(Given records)
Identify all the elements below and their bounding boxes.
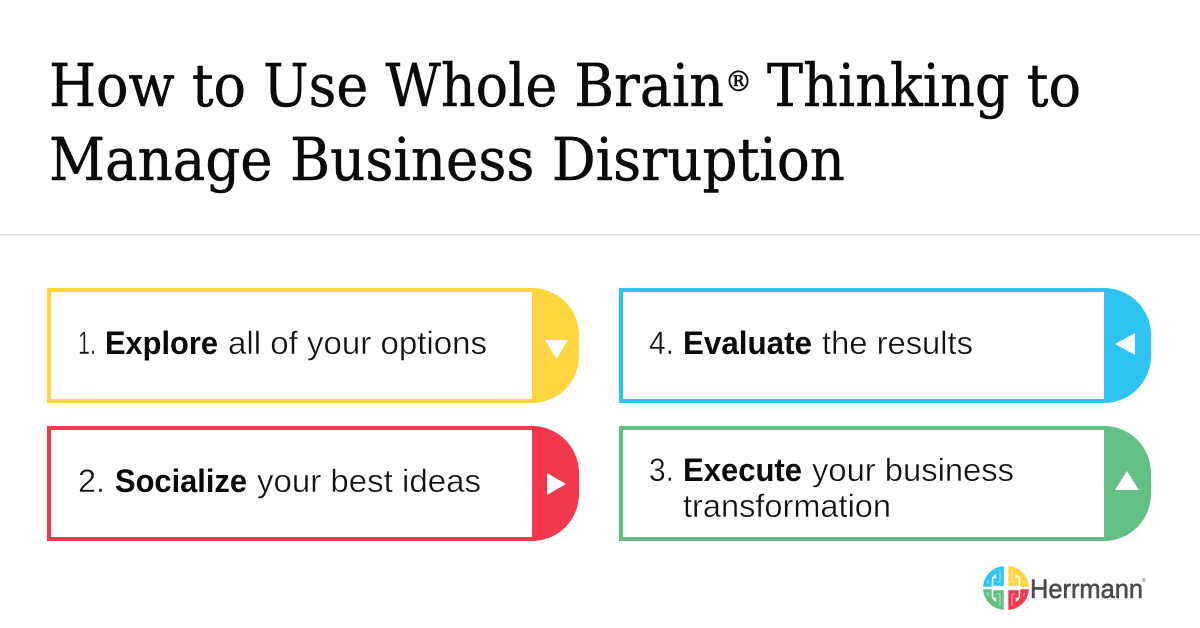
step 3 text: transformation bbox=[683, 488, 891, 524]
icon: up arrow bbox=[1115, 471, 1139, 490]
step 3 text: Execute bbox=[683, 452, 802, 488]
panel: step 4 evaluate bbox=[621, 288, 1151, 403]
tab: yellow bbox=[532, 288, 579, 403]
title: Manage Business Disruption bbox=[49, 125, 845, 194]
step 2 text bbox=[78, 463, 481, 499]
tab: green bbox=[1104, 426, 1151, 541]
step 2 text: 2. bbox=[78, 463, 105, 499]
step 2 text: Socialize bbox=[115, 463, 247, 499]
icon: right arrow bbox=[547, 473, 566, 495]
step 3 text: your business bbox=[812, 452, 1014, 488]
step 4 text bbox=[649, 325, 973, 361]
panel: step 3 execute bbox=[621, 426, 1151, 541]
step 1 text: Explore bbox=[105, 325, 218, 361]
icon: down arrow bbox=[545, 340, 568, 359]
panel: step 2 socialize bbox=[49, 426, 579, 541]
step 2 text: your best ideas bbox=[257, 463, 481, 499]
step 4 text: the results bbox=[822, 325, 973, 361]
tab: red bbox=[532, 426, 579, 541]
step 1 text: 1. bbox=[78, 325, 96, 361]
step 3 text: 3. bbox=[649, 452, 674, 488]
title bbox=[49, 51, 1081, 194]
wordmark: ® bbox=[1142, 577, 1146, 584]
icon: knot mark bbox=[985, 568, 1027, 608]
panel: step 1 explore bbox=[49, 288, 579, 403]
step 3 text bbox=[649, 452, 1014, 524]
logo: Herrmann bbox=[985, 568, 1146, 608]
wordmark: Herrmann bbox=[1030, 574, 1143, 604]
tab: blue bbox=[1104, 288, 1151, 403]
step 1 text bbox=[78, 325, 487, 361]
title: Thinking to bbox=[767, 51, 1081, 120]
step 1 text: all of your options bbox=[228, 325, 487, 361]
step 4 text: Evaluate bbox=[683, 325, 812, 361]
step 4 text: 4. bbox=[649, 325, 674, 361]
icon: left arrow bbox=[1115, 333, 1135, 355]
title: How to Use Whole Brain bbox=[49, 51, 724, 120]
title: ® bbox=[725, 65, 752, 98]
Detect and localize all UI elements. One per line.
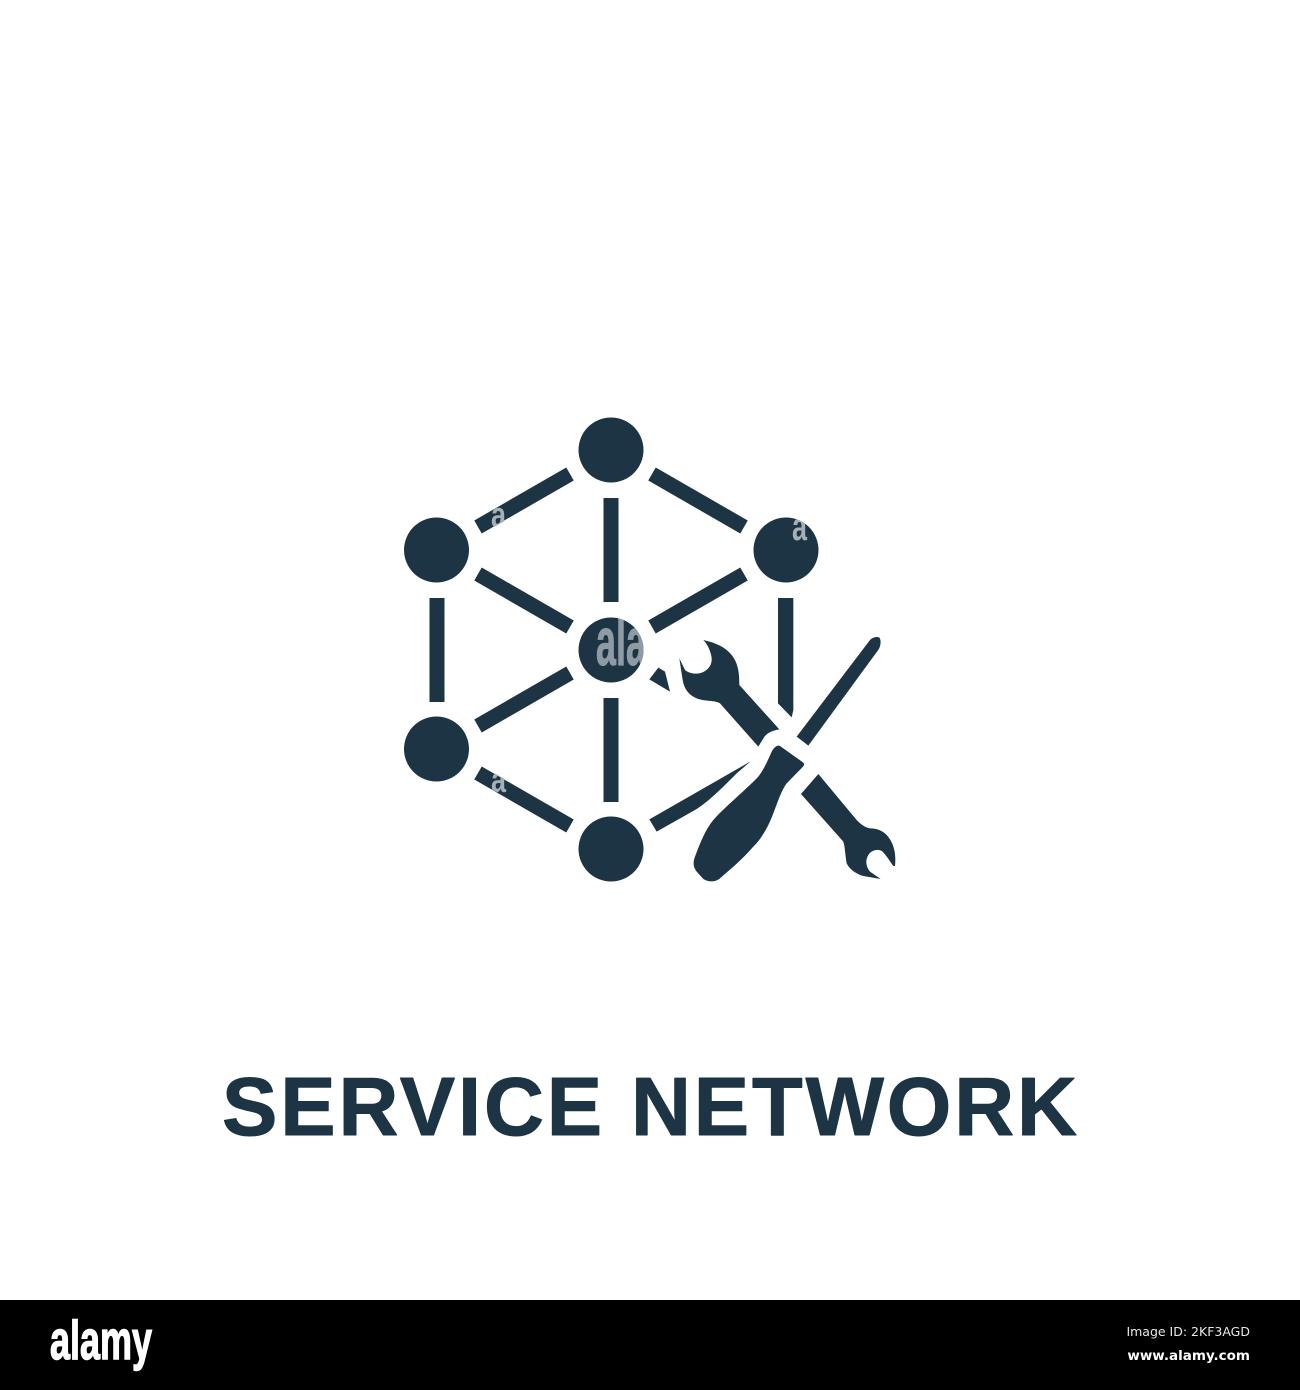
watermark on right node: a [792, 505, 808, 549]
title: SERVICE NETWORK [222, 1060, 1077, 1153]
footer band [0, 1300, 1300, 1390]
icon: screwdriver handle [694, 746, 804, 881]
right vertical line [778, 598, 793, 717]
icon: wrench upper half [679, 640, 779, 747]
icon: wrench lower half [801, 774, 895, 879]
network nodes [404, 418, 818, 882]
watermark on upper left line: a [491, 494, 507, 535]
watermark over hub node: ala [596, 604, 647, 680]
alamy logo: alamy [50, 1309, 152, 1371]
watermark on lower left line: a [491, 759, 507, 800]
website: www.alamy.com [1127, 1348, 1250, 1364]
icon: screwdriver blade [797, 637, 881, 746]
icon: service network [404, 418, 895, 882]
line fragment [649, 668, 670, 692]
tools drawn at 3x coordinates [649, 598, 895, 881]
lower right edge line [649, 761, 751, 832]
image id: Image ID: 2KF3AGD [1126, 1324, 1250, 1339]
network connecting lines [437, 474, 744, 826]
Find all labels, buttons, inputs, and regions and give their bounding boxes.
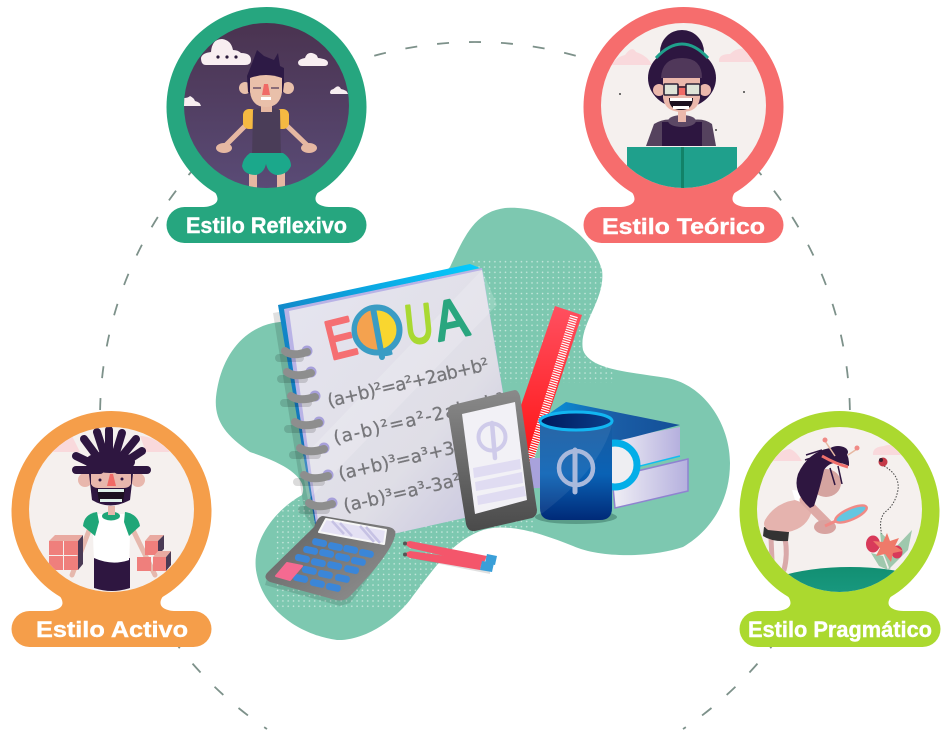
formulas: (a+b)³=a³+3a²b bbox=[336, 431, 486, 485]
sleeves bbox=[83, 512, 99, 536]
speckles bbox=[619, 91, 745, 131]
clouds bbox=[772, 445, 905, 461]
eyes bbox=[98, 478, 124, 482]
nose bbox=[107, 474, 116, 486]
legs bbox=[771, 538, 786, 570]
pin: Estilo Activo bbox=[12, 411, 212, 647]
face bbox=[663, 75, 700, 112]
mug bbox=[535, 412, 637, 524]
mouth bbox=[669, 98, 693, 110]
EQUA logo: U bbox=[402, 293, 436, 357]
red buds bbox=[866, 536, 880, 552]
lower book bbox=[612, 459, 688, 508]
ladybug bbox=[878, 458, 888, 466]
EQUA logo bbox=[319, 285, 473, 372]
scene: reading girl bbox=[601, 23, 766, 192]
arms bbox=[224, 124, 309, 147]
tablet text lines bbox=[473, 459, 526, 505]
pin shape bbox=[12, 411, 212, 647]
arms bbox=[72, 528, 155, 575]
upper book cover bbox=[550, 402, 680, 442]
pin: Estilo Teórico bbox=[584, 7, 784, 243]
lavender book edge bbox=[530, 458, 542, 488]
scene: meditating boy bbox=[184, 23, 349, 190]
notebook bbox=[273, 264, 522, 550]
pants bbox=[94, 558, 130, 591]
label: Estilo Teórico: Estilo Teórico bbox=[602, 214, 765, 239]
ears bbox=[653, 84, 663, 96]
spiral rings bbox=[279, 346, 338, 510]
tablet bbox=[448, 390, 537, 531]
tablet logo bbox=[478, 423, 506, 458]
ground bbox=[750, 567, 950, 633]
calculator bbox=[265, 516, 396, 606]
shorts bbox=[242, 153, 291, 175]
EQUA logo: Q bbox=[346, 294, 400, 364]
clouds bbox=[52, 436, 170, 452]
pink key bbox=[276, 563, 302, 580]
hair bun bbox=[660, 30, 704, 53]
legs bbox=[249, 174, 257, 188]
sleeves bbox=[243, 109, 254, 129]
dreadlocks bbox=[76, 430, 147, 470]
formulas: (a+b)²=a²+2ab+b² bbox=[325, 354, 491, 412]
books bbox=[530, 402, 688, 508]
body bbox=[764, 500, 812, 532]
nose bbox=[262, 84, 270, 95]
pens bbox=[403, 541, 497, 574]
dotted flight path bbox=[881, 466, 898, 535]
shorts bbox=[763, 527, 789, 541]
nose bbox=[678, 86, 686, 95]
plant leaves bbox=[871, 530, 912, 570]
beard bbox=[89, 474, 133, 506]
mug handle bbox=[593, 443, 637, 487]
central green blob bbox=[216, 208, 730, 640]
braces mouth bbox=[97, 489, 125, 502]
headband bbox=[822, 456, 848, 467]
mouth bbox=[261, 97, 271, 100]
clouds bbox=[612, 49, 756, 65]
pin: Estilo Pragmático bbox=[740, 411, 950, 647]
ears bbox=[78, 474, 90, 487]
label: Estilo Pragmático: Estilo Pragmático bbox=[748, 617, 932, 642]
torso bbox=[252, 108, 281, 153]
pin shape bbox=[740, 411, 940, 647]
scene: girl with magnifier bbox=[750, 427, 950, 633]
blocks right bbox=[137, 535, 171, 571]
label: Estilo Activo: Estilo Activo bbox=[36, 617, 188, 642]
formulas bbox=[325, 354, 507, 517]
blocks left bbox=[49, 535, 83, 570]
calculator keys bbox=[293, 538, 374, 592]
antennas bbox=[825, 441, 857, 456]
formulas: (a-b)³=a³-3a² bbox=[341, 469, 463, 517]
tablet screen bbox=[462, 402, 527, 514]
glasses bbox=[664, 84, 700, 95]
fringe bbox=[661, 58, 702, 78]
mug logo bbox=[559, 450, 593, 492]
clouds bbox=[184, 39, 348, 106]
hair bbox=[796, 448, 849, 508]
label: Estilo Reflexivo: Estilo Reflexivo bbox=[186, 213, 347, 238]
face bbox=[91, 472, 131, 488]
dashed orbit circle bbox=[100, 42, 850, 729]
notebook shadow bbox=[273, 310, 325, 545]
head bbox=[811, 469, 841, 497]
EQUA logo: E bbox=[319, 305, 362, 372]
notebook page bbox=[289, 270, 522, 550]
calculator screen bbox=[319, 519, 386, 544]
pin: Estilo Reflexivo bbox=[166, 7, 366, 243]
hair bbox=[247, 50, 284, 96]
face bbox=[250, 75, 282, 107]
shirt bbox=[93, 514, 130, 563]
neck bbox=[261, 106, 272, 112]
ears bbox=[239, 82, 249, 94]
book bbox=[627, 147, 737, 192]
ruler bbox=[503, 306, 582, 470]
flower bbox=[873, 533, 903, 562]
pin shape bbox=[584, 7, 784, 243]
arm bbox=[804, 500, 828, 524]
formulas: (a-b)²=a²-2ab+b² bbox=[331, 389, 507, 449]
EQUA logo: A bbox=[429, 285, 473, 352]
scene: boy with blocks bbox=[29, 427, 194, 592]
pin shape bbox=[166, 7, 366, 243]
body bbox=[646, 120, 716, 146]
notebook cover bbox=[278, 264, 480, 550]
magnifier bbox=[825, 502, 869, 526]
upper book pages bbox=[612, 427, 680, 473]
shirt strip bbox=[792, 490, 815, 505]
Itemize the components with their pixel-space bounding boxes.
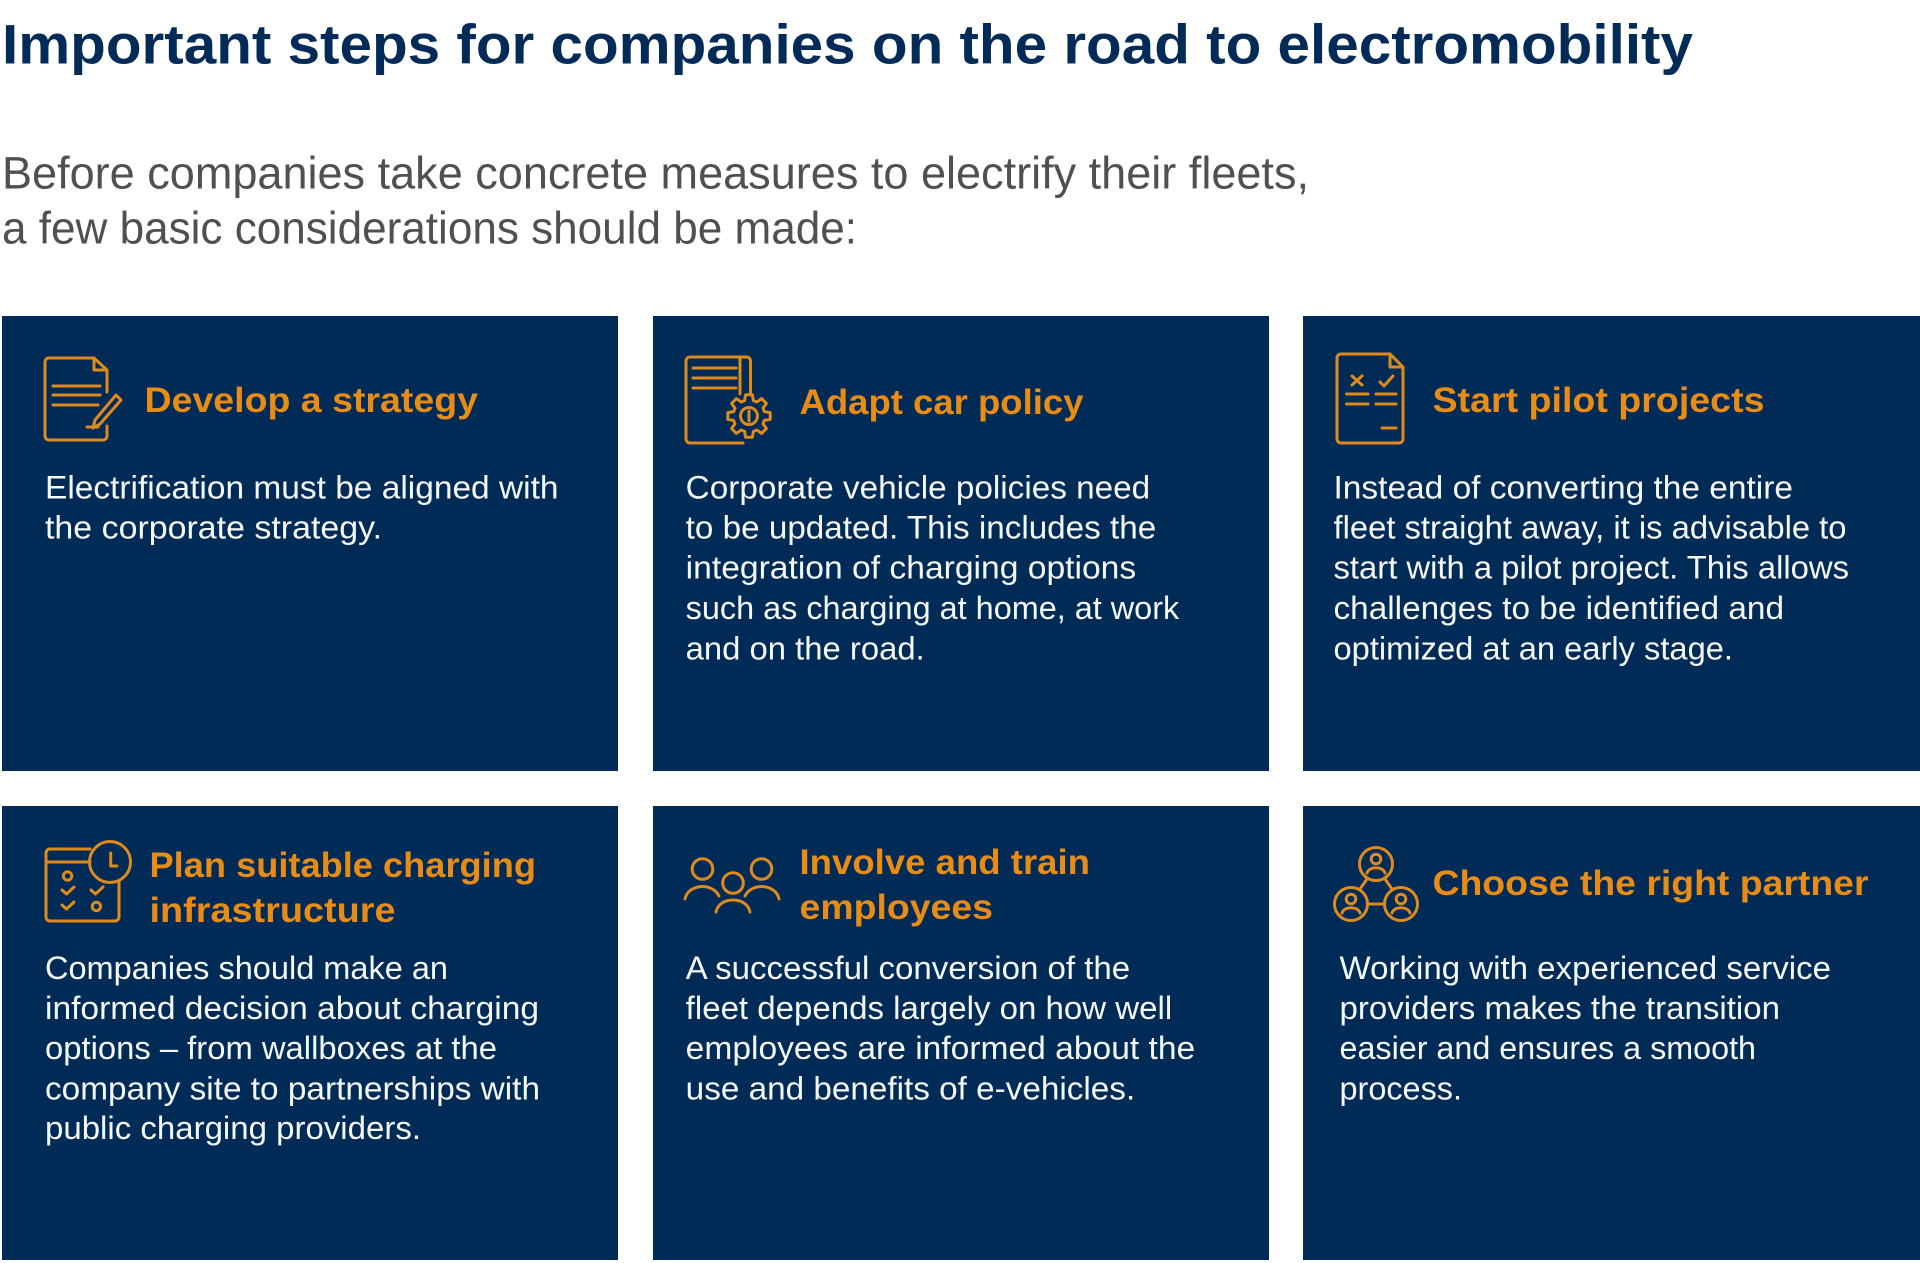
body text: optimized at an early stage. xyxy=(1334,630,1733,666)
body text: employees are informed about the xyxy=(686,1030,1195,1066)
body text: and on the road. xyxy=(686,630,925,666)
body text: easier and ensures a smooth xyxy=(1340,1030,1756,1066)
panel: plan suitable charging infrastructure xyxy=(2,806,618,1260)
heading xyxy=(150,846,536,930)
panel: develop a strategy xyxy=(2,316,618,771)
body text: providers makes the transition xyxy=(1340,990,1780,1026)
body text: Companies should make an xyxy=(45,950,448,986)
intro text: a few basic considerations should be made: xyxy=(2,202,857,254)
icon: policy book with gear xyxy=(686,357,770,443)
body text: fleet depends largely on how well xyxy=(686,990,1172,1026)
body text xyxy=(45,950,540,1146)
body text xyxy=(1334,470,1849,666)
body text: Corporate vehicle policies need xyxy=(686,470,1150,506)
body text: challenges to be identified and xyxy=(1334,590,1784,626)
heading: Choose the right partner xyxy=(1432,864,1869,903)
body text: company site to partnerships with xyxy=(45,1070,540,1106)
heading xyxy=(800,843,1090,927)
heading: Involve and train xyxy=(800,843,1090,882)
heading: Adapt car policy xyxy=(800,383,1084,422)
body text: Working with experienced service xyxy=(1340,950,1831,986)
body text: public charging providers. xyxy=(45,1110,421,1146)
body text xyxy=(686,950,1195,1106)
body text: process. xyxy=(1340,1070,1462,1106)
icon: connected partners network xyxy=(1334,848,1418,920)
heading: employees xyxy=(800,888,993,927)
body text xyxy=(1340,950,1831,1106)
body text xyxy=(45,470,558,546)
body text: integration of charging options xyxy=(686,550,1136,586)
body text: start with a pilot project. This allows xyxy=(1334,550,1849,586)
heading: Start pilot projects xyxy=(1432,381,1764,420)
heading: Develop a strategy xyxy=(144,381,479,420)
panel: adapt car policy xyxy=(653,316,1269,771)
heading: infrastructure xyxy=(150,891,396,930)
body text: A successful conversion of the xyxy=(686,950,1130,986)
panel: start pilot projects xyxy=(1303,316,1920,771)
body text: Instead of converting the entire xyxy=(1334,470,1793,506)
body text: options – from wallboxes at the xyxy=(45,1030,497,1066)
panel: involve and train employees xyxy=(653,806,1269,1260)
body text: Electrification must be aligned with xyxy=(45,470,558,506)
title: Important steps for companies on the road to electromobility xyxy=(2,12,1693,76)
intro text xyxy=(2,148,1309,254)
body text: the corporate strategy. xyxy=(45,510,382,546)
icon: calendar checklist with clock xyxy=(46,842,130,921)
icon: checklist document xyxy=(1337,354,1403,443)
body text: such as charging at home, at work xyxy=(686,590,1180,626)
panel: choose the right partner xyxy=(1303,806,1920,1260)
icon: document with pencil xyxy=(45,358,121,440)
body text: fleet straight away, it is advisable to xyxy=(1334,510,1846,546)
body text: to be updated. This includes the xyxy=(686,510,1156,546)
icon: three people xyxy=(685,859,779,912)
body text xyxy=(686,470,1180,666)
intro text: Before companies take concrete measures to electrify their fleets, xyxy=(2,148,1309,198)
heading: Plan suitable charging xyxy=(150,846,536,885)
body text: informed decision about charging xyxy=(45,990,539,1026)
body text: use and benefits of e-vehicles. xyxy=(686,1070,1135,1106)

(Aim)
Copy out word for word the lines from the one containing "watermark on right" through the one containing "Find all labels, buttons, inputs, and", including both of those lines.

(In response)
watermark on right node: a [792, 505, 808, 549]
title: SERVICE NETWORK [222, 1060, 1077, 1153]
footer band [0, 1300, 1300, 1390]
icon: screwdriver handle [694, 746, 804, 881]
right vertical line [778, 598, 793, 717]
icon: wrench upper half [679, 640, 779, 747]
icon: wrench lower half [801, 774, 895, 879]
network nodes [404, 418, 818, 882]
watermark on upper left line: a [491, 494, 507, 535]
watermark over hub node: ala [596, 604, 647, 680]
alamy logo: alamy [50, 1309, 152, 1371]
watermark on lower left line: a [491, 759, 507, 800]
website: www.alamy.com [1127, 1348, 1250, 1364]
icon: screwdriver blade [797, 637, 881, 746]
icon: service network [404, 418, 895, 882]
line fragment [649, 668, 670, 692]
tools drawn at 3x coordinates [649, 598, 895, 881]
lower right edge line [649, 761, 751, 832]
image id: Image ID: 2KF3AGD [1126, 1324, 1250, 1339]
network connecting lines [437, 474, 744, 826]
Find all labels, buttons, inputs, and regions and give their bounding boxes.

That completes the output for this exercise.